Directive: Write out the material below again, unchanged.

Data supplied:

- - - - - - -

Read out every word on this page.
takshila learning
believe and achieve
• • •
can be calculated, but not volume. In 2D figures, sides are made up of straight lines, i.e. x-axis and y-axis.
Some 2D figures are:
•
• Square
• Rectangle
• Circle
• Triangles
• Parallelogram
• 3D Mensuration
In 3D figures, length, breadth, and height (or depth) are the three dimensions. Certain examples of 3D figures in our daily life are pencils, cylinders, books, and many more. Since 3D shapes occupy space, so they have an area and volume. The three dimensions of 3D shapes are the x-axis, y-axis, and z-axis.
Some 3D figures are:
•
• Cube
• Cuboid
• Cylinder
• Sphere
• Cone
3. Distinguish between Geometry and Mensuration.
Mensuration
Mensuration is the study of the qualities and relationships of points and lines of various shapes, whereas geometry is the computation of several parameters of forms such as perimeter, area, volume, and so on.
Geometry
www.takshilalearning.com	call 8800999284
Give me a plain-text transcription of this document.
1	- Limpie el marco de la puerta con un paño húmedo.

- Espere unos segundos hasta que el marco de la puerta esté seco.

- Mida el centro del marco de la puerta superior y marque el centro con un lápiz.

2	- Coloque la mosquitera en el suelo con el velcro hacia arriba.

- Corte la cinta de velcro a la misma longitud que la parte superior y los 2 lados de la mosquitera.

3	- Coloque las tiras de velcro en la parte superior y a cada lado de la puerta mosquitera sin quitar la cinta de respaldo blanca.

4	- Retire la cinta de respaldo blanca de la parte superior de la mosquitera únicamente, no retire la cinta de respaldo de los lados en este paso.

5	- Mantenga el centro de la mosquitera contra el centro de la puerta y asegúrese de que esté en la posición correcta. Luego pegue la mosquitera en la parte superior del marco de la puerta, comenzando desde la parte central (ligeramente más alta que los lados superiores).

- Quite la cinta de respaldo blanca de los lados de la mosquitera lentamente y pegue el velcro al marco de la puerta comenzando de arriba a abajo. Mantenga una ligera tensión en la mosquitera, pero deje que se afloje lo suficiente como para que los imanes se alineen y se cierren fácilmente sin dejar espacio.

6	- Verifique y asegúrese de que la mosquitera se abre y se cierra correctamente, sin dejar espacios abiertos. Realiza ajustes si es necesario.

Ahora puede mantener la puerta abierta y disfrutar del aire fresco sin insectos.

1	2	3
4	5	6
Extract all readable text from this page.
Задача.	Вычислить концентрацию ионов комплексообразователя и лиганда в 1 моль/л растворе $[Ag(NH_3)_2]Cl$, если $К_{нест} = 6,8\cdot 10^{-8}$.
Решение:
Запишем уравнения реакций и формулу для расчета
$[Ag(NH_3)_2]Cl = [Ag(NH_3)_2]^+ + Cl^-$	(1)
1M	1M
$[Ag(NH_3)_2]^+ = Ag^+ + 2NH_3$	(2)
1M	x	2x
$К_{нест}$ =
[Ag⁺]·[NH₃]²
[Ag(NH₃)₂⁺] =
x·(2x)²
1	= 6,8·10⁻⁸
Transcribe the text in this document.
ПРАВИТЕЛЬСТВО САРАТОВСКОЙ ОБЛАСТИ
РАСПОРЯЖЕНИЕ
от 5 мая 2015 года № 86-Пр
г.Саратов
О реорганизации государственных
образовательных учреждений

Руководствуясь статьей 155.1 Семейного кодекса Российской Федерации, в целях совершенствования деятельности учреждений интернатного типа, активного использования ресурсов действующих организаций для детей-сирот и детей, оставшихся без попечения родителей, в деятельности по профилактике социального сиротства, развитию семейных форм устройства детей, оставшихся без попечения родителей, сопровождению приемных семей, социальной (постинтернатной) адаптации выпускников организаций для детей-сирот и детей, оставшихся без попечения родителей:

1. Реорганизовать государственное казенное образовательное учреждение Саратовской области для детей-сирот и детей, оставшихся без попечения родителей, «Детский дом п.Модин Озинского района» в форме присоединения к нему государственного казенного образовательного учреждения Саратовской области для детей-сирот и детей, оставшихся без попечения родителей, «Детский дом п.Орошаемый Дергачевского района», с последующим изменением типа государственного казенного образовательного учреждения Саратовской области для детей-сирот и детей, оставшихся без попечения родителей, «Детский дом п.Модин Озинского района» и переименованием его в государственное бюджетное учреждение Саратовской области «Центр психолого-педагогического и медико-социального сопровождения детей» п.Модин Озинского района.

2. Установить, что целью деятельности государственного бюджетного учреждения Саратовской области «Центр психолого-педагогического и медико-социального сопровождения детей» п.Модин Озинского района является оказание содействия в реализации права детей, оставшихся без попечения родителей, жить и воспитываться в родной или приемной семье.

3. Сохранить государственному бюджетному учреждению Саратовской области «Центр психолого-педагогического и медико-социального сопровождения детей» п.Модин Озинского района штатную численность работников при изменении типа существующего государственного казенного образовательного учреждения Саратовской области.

- - - - - - -

Finished task:
Read out every word on this page.
takshila learning
believe and achieve
• • •
can be calculated, but not volume. In 2D figures, sides are made up of straight lines, i.e. x-axis and y-axis.
Some 2D figures are:
•
• Square
• Rectangle
• Circle
• Triangles
• Parallelogram
• 3D Mensuration
In 3D figures, length, breadth, and height (or depth) are the three dimensions. Certain examples of 3D figures in our daily life are pencils, cylinders, books, and many more. Since 3D shapes occupy space, so they have an area and volume. The three dimensions of 3D shapes are the x-axis, y-axis, and z-axis.
Some 3D figures are:
•
• Cube
• Cuboid
• Cylinder
• Sphere
• Cone
3. Distinguish between Geometry and Mensuration.
Mensuration
Mensuration is the study of the qualities and relationships of points and lines of various shapes, whereas geometry is the computation of several parameters of forms such as perimeter, area, volume, and so on.
Geometry
www.takshilalearning.com	call 8800999284
Give me a plain-text transcription of this document.
1	- Limpie el marco de la puerta con un paño húmedo.

- Espere unos segundos hasta que el marco de la puerta esté seco.

- Mida el centro del marco de la puerta superior y marque el centro con un lápiz.

2	- Coloque la mosquitera en el suelo con el velcro hacia arriba.

- Corte la cinta de velcro a la misma longitud que la parte superior y los 2 lados de la mosquitera.

3	- Coloque las tiras de velcro en la parte superior y a cada lado de la puerta mosquitera sin quitar la cinta de respaldo blanca.

4	- Retire la cinta de respaldo blanca de la parte superior de la mosquitera únicamente, no retire la cinta de respaldo de los lados en este paso.

5	- Mantenga el centro de la mosquitera contra el centro de la puerta y asegúrese de que esté en la posición correcta. Luego pegue la mosquitera en la parte superior del marco de la puerta, comenzando desde la parte central (ligeramente más alta que los lados superiores).

- Quite la cinta de respaldo blanca de los lados de la mosquitera lentamente y pegue el velcro al marco de la puerta comenzando de arriba a abajo. Mantenga una ligera tensión en la mosquitera, pero deje que se afloje lo suficiente como para que los imanes se alineen y se cierren fácilmente sin dejar espacio.

6	- Verifique y asegúrese de que la mosquitera se abre y se cierra correctamente, sin dejar espacios abiertos. Realiza ajustes si es necesario.

Ahora puede mantener la puerta abierta y disfrutar del aire fresco sin insectos.

1	2	3
4	5	6
Extract all readable text from this page.
Задача.	Вычислить концентрацию ионов комплексообразователя и лиганда в 1 моль/л растворе $[Ag(NH_3)_2]Cl$, если $К_{нест} = 6,8\cdot 10^{-8}$.
Решение:
Запишем уравнения реакций и формулу для расчета
$[Ag(NH_3)_2]Cl = [Ag(NH_3)_2]^+ + Cl^-$	(1)
1M	1M
$[Ag(NH_3)_2]^+ = Ag^+ + 2NH_3$	(2)
1M	x	2x
$К_{нест}$ =
[Ag⁺]·[NH₃]²
[Ag(NH₃)₂⁺] =
x·(2x)²
1	= 6,8·10⁻⁸
Transcribe the text in this document.
ПРАВИТЕЛЬСТВО САРАТОВСКОЙ ОБЛАСТИ
РАСПОРЯЖЕНИЕ
от 5 мая 2015 года № 86-Пр
г.Саратов
О реорганизации государственных
образовательных учреждений

Руководствуясь статьей 155.1 Семейного кодекса Российской Федерации, в целях совершенствования деятельности учреждений интернатного типа, активного использования ресурсов действующих организаций для детей-сирот и детей, оставшихся без попечения родителей, в деятельности по профилактике социального сиротства, развитию семейных форм устройства детей, оставшихся без попечения родителей, сопровождению приемных семей, социальной (постинтернатной) адаптации выпускников организаций для детей-сирот и детей, оставшихся без попечения родителей:

1. Реорганизовать государственное казенное образовательное учреждение Саратовской области для детей-сирот и детей, оставшихся без попечения родителей, «Детский дом п.Модин Озинского района» в форме присоединения к нему государственного казенного образовательного учреждения Саратовской области для детей-сирот и детей, оставшихся без попечения родителей, «Детский дом п.Орошаемый Дергачевского района», с последующим изменением типа государственного казенного образовательного учреждения Саратовской области для детей-сирот и детей, оставшихся без попечения родителей, «Детский дом п.Модин Озинского района» и переименованием его в государственное бюджетное учреждение Саратовской области «Центр психолого-педагогического и медико-социального сопровождения детей» п.Модин Озинского района.

2. Установить, что целью деятельности государственного бюджетного учреждения Саратовской области «Центр психолого-педагогического и медико-социального сопровождения детей» п.Модин Озинского района является оказание содействия в реализации права детей, оставшихся без попечения родителей, жить и воспитываться в родной или приемной семье.

3. Сохранить государственному бюджетному учреждению Саратовской области «Центр психолого-педагогического и медико-социального сопровождения детей» п.Модин Озинского района штатную численность работников при изменении типа существующего государственного казенного образовательного учреждения Саратовской области.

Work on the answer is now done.